## [Stated problem]
Take all the material and copy it exactly.

(Data extracted from a collection)
--- begin ---

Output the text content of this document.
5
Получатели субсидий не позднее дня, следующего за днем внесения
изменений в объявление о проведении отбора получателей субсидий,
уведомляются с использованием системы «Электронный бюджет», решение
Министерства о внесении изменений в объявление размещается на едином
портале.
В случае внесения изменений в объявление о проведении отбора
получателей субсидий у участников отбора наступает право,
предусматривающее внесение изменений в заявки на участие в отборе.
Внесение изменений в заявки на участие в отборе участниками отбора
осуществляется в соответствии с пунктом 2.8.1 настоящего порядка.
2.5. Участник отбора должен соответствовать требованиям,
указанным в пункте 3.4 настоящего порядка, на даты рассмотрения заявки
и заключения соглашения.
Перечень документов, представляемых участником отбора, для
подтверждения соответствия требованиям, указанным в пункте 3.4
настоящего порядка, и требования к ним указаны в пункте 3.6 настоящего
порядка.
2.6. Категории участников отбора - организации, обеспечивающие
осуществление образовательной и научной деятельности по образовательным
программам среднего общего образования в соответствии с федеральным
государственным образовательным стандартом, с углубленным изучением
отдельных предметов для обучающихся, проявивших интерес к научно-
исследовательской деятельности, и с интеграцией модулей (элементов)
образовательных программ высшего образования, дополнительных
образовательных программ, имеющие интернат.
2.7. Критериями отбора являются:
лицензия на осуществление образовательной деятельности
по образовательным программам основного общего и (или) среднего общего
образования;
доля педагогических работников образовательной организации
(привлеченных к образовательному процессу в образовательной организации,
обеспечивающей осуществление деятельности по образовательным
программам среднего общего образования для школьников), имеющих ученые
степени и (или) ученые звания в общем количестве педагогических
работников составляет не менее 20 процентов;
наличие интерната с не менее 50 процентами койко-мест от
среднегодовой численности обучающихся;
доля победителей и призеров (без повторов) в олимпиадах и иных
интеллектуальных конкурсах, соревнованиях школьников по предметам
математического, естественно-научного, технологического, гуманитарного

--- end ---

## [Response to this task]
Output the text content of this document.
5
Получатели субсидий не позднее дня, следующего за днем внесения
изменений в объявление о проведении отбора получателей субсидий,
уведомляются с использованием системы «Электронный бюджет», решение
Министерства о внесении изменений в объявление размещается на едином
портале.
В случае внесения изменений в объявление о проведении отбора
получателей субсидий у участников отбора наступает право,
предусматривающее внесение изменений в заявки на участие в отборе.
Внесение изменений в заявки на участие в отборе участниками отбора
осуществляется в соответствии с пунктом 2.8.1 настоящего порядка.
2.5. Участник отбора должен соответствовать требованиям,
указанным в пункте 3.4 настоящего порядка, на даты рассмотрения заявки
и заключения соглашения.
Перечень документов, представляемых участником отбора, для
подтверждения соответствия требованиям, указанным в пункте 3.4
настоящего порядка, и требования к ним указаны в пункте 3.6 настоящего
порядка.
2.6. Категории участников отбора - организации, обеспечивающие
осуществление образовательной и научной деятельности по образовательным
программам среднего общего образования в соответствии с федеральным
государственным образовательным стандартом, с углубленным изучением
отдельных предметов для обучающихся, проявивших интерес к научно-
исследовательской деятельности, и с интеграцией модулей (элементов)
образовательных программ высшего образования, дополнительных
образовательных программ, имеющие интернат.
2.7. Критериями отбора являются:
лицензия на осуществление образовательной деятельности
по образовательным программам основного общего и (или) среднего общего
образования;
доля педагогических работников образовательной организации
(привлеченных к образовательному процессу в образовательной организации,
обеспечивающей осуществление деятельности по образовательным
программам среднего общего образования для школьников), имеющих ученые
степени и (или) ученые звания в общем количестве педагогических
работников составляет не менее 20 процентов;
наличие интерната с не менее 50 процентами койко-мест от
среднегодовой численности обучающихся;
доля победителей и призеров (без повторов) в олимпиадах и иных
интеллектуальных конкурсах, соревнованиях школьников по предметам
математического, естественно-научного, технологического, гуманитарного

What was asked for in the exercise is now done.